SHORT TASK: A verbatim copy of the records is required, with all pictures left out.

(Stored entries)
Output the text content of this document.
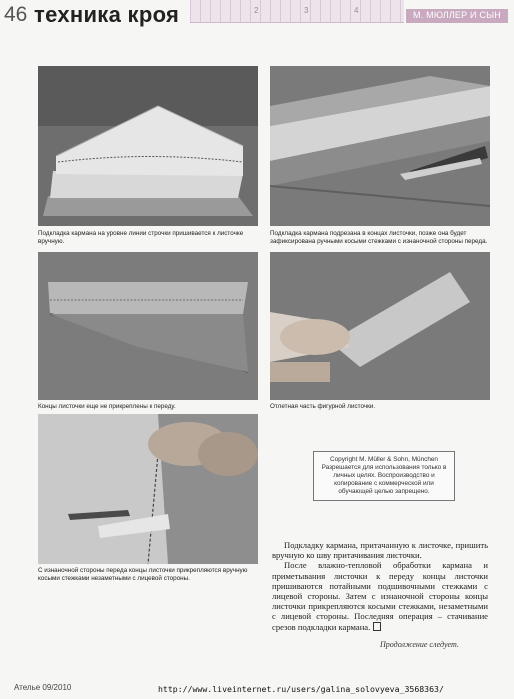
46 техника кроя	2	3	4	М. МЮЛЛЕР И СЫН
Подкладка кармана на уровне линии строчки пришивается к листочке вручную.
Подкладка кармана подрезана в концах листочки, позже она будет зафиксирована ручными косыми стежками с изнаночной стороны переда.
Концы листочки еще не прикреплены к переду.	Отлетная часть фигурной листочки.
С изнаночной стороны переда концы листочки прикрепляются вручную косыми стежками незаметными с лицевой стороны.
Copyright M. Müller & Sohn, München Разрешается для использования только в личных целях. Воспроизводство и копирование с коммерческой или обучающей целью запрещено.

Подкладку кармана, притачанную к листочке, пришить вручную ко шву притачивания листочки.

После влажно-тепловой обработки кармана и приметывания листочки к переду концы листочки пришиваются потайными подшивочными стежками с лицевой стороны. Затем с изнаночной стороны концы листочки прикрепляются косыми стежками, незаметными с лицевой стороны. Последняя операция – стачивание срезов подкладки кармана.

Продолжение следует.
Ателье 09/2010	http://www.liveinternet.ru/users/galina_solovyeva_3568363/
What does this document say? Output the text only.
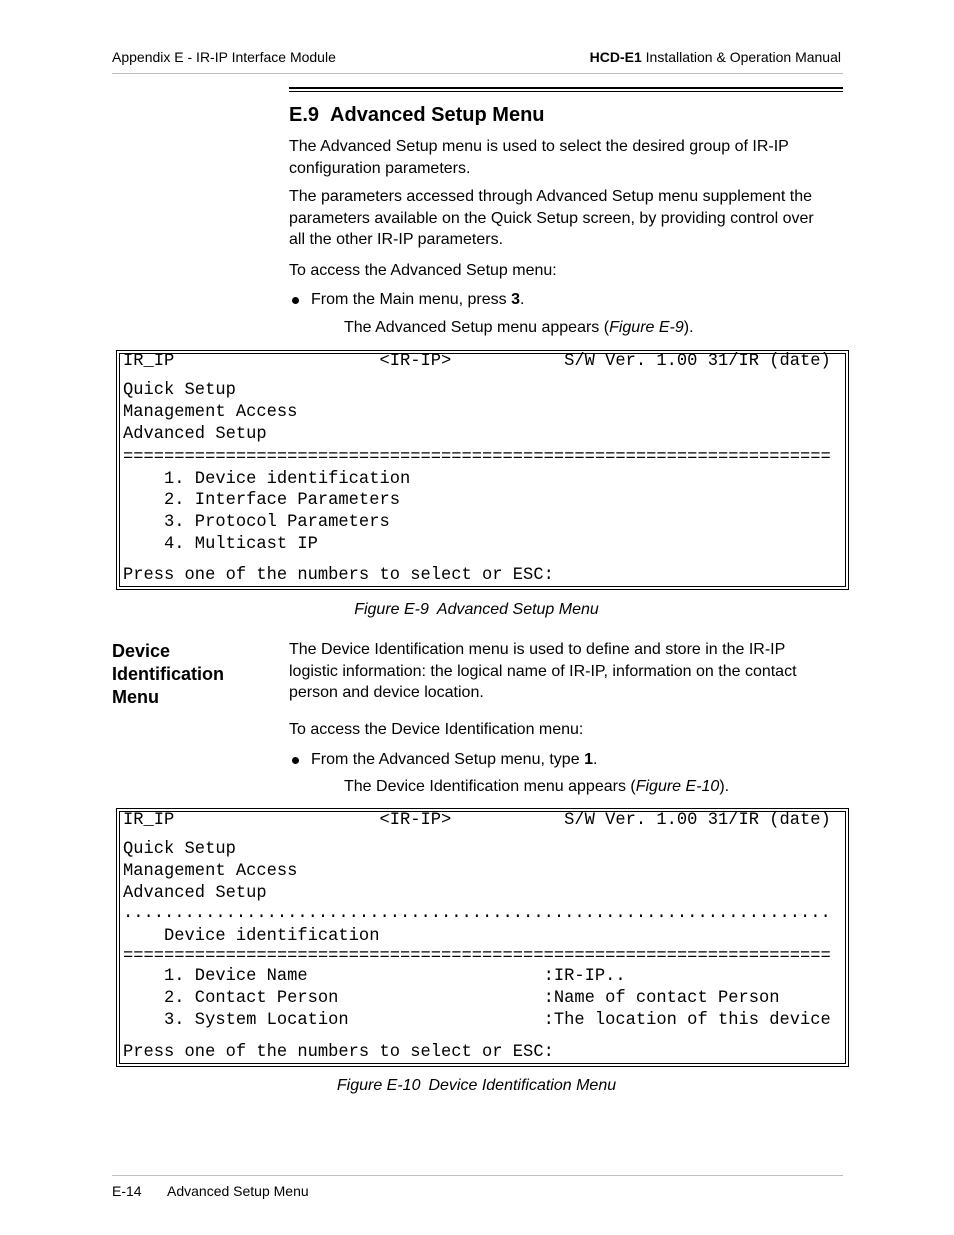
Appendix E - IR-IP Interface Module	HCD-E1 Installation & Operation Manual
E.9 Advanced Setup Menu
The Advanced Setup menu is used to select the desired group of IR-IP
configuration parameters.
The parameters accessed through Advanced Setup menu supplement the
parameters available on the Quick Setup screen, by providing control over
all the other IR-IP parameters.
To access the Advanced Setup menu:
From the Main menu, press 3.
The Advanced Setup menu appears (Figure E-9).
IR_IP                    <IR-IP>           S/W Ver. 1.00 31/IR (date)
Quick Setup
Management Access
Advanced Setup
=====================================================================
1. Device identification
2. Interface Parameters
3. Protocol Parameters
4. Multicast IP
Press one of the numbers to select or ESC:
Figure E-9 Advanced Setup Menu
Device
Identification
Menu
The Device Identification menu is used to define and store in the IR-IP
logistic information: the logical name of IR-IP, information on the contact
person and device location.
To access the Device Identification menu:
From the Advanced Setup menu, type 1.
The Device Identification menu appears (Figure E-10).
IR_IP                    <IR-IP>           S/W Ver. 1.00 31/IR (date)
Quick Setup
Management Access
Advanced Setup
.....................................................................
Device identification
=====================================================================
1. Device Name                       :IR-IP..
2. Contact Person                    :Name of contact Person
3. System Location                   :The location of this device
Press one of the numbers to select or ESC:
Figure E-10 Device Identification Menu
E-14 Advanced Setup Menu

TASK ANSWER:
Output the text content of this document.
46 техника кроя	2	3	4	М. МЮЛЛЕР И СЫН
Подкладка кармана на уровне линии строчки пришивается к листочке вручную.
Подкладка кармана подрезана в концах листочки, позже она будет зафиксирована ручными косыми стежками с изнаночной стороны переда.
Концы листочки еще не прикреплены к переду.	Отлетная часть фигурной листочки.
С изнаночной стороны переда концы листочки прикрепляются вручную косыми стежками незаметными с лицевой стороны.
Copyright M. Müller & Sohn, München Разрешается для использования только в личных целях. Воспроизводство и копирование с коммерческой или обучающей целью запрещено.

Подкладку кармана, притачанную к листочке, пришить вручную ко шву притачивания листочки.

После влажно-тепловой обработки кармана и приметывания листочки к переду концы листочки пришиваются потайными подшивочными стежками с лицевой стороны. Затем с изнаночной стороны концы листочки прикрепляются косыми стежками, незаметными с лицевой стороны. Последняя операция – стачивание срезов подкладки кармана.

Продолжение следует.
Ателье 09/2010	http://www.liveinternet.ru/users/galina_solovyeva_3568363/
What does this document say? Output the text only.
Appendix E - IR-IP Interface Module	HCD-E1 Installation & Operation Manual
E.9 Advanced Setup Menu
The Advanced Setup menu is used to select the desired group of IR-IP
configuration parameters.
The parameters accessed through Advanced Setup menu supplement the
parameters available on the Quick Setup screen, by providing control over
all the other IR-IP parameters.
To access the Advanced Setup menu:
From the Main menu, press 3.
The Advanced Setup menu appears (Figure E-9).
IR_IP                    <IR-IP>           S/W Ver. 1.00 31/IR (date)
Quick Setup
Management Access
Advanced Setup
=====================================================================
1. Device identification
2. Interface Parameters
3. Protocol Parameters
4. Multicast IP
Press one of the numbers to select or ESC:
Figure E-9 Advanced Setup Menu
Device
Identification
Menu
The Device Identification menu is used to define and store in the IR-IP
logistic information: the logical name of IR-IP, information on the contact
person and device location.
To access the Device Identification menu:
From the Advanced Setup menu, type 1.
The Device Identification menu appears (Figure E-10).
IR_IP                    <IR-IP>           S/W Ver. 1.00 31/IR (date)
Quick Setup
Management Access
Advanced Setup
.....................................................................
Device identification
=====================================================================
1. Device Name                       :IR-IP..
2. Contact Person                    :Name of contact Person
3. System Location                   :The location of this device
Press one of the numbers to select or ESC:
Figure E-10 Device Identification Menu
E-14 Advanced Setup Menu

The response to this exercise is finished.